_SET EXERCISE_
The listing below must be repeated word for word, with its images excluded.

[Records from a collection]
□ □ □ □ □

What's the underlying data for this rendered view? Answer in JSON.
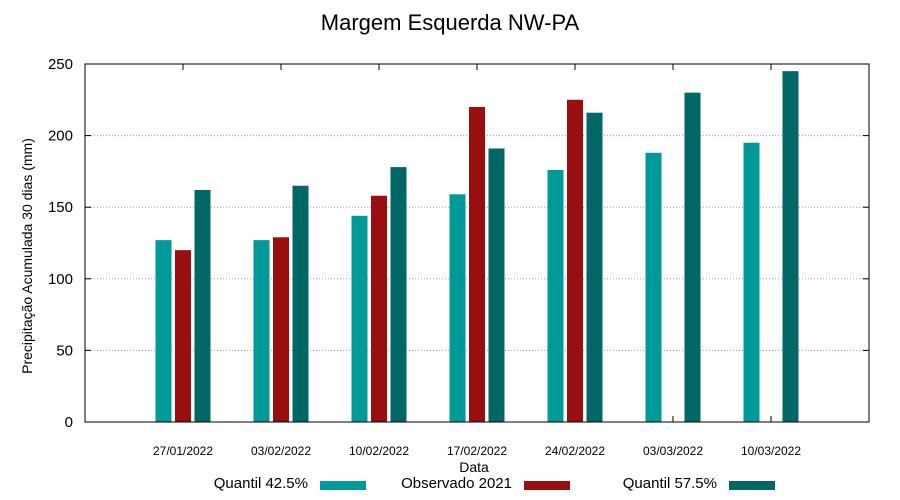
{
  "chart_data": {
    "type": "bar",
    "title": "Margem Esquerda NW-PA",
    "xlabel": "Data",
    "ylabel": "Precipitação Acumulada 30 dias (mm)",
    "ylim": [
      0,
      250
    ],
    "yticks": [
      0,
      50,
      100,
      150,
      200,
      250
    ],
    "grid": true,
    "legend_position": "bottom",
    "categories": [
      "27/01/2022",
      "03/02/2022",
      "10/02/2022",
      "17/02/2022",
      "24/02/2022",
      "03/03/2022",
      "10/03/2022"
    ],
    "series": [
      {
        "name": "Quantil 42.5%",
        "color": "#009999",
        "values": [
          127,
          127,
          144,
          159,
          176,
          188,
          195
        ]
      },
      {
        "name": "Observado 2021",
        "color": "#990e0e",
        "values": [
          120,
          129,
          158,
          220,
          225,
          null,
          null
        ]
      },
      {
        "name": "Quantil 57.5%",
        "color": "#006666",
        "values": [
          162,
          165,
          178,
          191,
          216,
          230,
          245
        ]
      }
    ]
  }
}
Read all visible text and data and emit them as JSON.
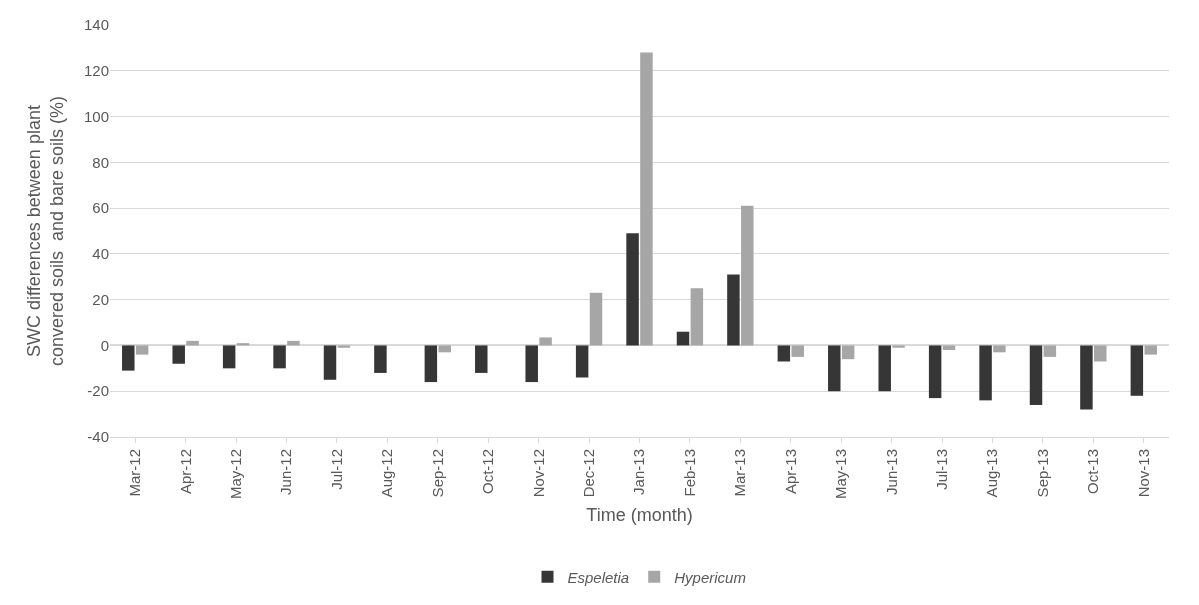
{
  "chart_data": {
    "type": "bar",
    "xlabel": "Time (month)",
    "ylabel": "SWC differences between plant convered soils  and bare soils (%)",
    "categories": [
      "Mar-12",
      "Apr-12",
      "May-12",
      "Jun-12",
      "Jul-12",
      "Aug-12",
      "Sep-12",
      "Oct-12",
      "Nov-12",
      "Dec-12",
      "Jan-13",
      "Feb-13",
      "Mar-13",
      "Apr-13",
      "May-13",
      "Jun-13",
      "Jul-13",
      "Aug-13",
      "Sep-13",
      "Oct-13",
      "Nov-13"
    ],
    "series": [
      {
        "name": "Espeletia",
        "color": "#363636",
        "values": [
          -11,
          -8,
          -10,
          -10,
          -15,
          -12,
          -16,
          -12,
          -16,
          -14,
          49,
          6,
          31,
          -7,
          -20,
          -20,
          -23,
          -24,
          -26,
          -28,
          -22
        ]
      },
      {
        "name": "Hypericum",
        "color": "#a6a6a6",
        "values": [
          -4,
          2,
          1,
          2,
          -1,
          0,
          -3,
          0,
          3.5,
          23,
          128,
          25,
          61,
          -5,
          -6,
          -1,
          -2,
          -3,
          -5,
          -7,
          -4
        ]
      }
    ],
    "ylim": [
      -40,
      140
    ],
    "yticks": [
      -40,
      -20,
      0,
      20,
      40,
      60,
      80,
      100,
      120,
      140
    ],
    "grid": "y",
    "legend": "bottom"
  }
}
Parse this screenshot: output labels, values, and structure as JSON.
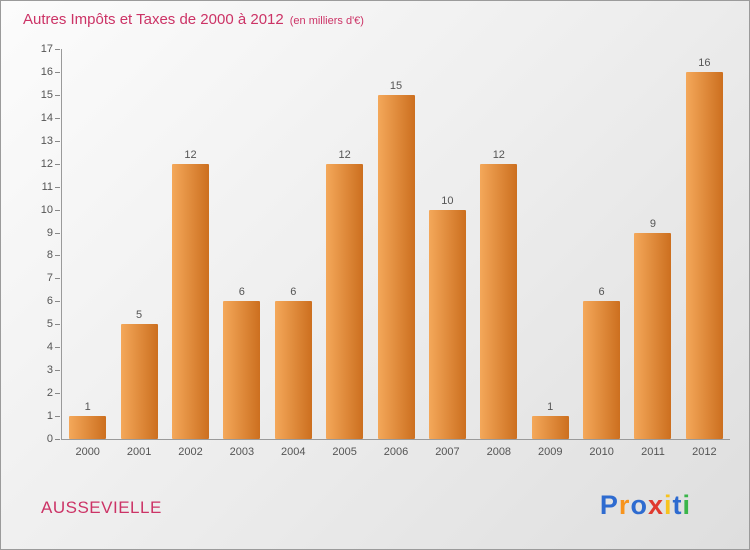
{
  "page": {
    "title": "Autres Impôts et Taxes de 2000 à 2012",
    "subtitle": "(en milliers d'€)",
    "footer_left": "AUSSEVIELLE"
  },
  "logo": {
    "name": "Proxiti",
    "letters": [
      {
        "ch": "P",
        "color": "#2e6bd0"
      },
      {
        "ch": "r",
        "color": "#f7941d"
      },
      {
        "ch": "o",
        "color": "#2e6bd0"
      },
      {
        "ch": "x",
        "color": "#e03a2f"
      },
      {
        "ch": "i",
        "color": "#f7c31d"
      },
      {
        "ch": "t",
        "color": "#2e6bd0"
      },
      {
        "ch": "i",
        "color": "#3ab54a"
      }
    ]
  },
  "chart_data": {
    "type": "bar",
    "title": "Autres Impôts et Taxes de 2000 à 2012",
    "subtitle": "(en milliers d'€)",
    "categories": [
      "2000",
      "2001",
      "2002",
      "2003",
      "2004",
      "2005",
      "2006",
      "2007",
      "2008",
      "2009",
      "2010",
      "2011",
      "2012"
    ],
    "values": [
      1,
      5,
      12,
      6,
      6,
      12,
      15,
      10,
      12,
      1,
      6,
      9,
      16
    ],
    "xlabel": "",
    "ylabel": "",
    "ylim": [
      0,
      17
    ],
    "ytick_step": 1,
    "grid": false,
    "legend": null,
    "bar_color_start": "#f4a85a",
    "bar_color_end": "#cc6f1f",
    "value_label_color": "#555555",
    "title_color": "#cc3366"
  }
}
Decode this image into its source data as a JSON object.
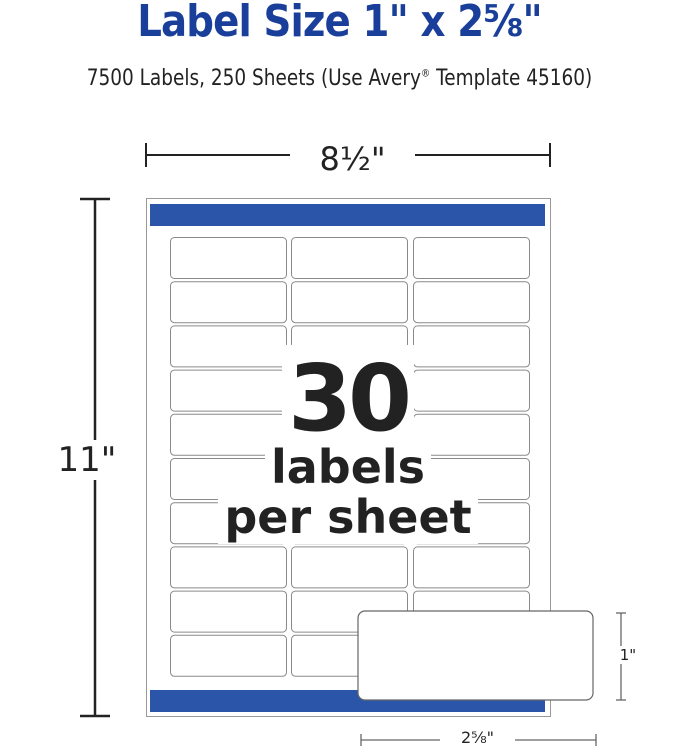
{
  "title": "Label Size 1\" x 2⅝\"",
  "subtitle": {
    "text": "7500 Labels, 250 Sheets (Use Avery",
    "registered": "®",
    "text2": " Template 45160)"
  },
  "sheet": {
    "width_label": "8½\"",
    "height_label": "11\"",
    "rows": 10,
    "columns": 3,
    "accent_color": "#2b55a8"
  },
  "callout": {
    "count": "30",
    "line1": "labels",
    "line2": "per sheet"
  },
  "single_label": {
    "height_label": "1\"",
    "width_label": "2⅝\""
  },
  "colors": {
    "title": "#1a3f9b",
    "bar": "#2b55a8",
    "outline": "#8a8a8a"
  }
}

□ □ □ □ □

_CORRECT RESULT_
What's the underlying data for this rendered view? Answer in JSON.
{
  "chart_data": {
    "type": "bar",
    "title": "Margem Esquerda NW-PA",
    "xlabel": "Data",
    "ylabel": "Precipitação Acumulada 30 dias (mm)",
    "ylim": [
      0,
      250
    ],
    "yticks": [
      0,
      50,
      100,
      150,
      200,
      250
    ],
    "grid": true,
    "legend_position": "bottom",
    "categories": [
      "27/01/2022",
      "03/02/2022",
      "10/02/2022",
      "17/02/2022",
      "24/02/2022",
      "03/03/2022",
      "10/03/2022"
    ],
    "series": [
      {
        "name": "Quantil 42.5%",
        "color": "#009999",
        "values": [
          127,
          127,
          144,
          159,
          176,
          188,
          195
        ]
      },
      {
        "name": "Observado 2021",
        "color": "#990e0e",
        "values": [
          120,
          129,
          158,
          220,
          225,
          null,
          null
        ]
      },
      {
        "name": "Quantil 57.5%",
        "color": "#006666",
        "values": [
          162,
          165,
          178,
          191,
          216,
          230,
          245
        ]
      }
    ]
  }
}
Read all visible text and data and emit them as JSON.
{
  "chart_data": {
    "type": "bar",
    "xlabel": "Time (month)",
    "ylabel": "SWC differences between plant convered soils  and bare soils (%)",
    "categories": [
      "Mar-12",
      "Apr-12",
      "May-12",
      "Jun-12",
      "Jul-12",
      "Aug-12",
      "Sep-12",
      "Oct-12",
      "Nov-12",
      "Dec-12",
      "Jan-13",
      "Feb-13",
      "Mar-13",
      "Apr-13",
      "May-13",
      "Jun-13",
      "Jul-13",
      "Aug-13",
      "Sep-13",
      "Oct-13",
      "Nov-13"
    ],
    "series": [
      {
        "name": "Espeletia",
        "color": "#363636",
        "values": [
          -11,
          -8,
          -10,
          -10,
          -15,
          -12,
          -16,
          -12,
          -16,
          -14,
          49,
          6,
          31,
          -7,
          -20,
          -20,
          -23,
          -24,
          -26,
          -28,
          -22
        ]
      },
      {
        "name": "Hypericum",
        "color": "#a6a6a6",
        "values": [
          -4,
          2,
          1,
          2,
          -1,
          0,
          -3,
          0,
          3.5,
          23,
          128,
          25,
          61,
          -5,
          -6,
          -1,
          -2,
          -3,
          -5,
          -7,
          -4
        ]
      }
    ],
    "ylim": [
      -40,
      140
    ],
    "yticks": [
      -40,
      -20,
      0,
      20,
      40,
      60,
      80,
      100,
      120,
      140
    ],
    "grid": "y",
    "legend": "bottom"
  }
}
Parse this screenshot: output labels, values, and structure as JSON.
{
  "page": {
    "title": "Autres Impôts et Taxes de 2000 à 2012",
    "subtitle": "(en milliers d'€)",
    "footer_left": "AUSSEVIELLE"
  },
  "logo": {
    "name": "Proxiti",
    "letters": [
      {
        "ch": "P",
        "color": "#2e6bd0"
      },
      {
        "ch": "r",
        "color": "#f7941d"
      },
      {
        "ch": "o",
        "color": "#2e6bd0"
      },
      {
        "ch": "x",
        "color": "#e03a2f"
      },
      {
        "ch": "i",
        "color": "#f7c31d"
      },
      {
        "ch": "t",
        "color": "#2e6bd0"
      },
      {
        "ch": "i",
        "color": "#3ab54a"
      }
    ]
  },
  "chart_data": {
    "type": "bar",
    "title": "Autres Impôts et Taxes de 2000 à 2012",
    "subtitle": "(en milliers d'€)",
    "categories": [
      "2000",
      "2001",
      "2002",
      "2003",
      "2004",
      "2005",
      "2006",
      "2007",
      "2008",
      "2009",
      "2010",
      "2011",
      "2012"
    ],
    "values": [
      1,
      5,
      12,
      6,
      6,
      12,
      15,
      10,
      12,
      1,
      6,
      9,
      16
    ],
    "xlabel": "",
    "ylabel": "",
    "ylim": [
      0,
      17
    ],
    "ytick_step": 1,
    "grid": false,
    "legend": null,
    "bar_color_start": "#f4a85a",
    "bar_color_end": "#cc6f1f",
    "value_label_color": "#555555",
    "title_color": "#cc3366"
  }
}
Decode this image into its source data as a JSON object.
{
  "title": "Label Size 1\" x 2⅝\"",
  "subtitle": {
    "text": "7500 Labels, 250 Sheets (Use Avery",
    "registered": "®",
    "text2": " Template 45160)"
  },
  "sheet": {
    "width_label": "8½\"",
    "height_label": "11\"",
    "rows": 10,
    "columns": 3,
    "accent_color": "#2b55a8"
  },
  "callout": {
    "count": "30",
    "line1": "labels",
    "line2": "per sheet"
  },
  "single_label": {
    "height_label": "1\"",
    "width_label": "2⅝\""
  },
  "colors": {
    "title": "#1a3f9b",
    "bar": "#2b55a8",
    "outline": "#8a8a8a"
  }
}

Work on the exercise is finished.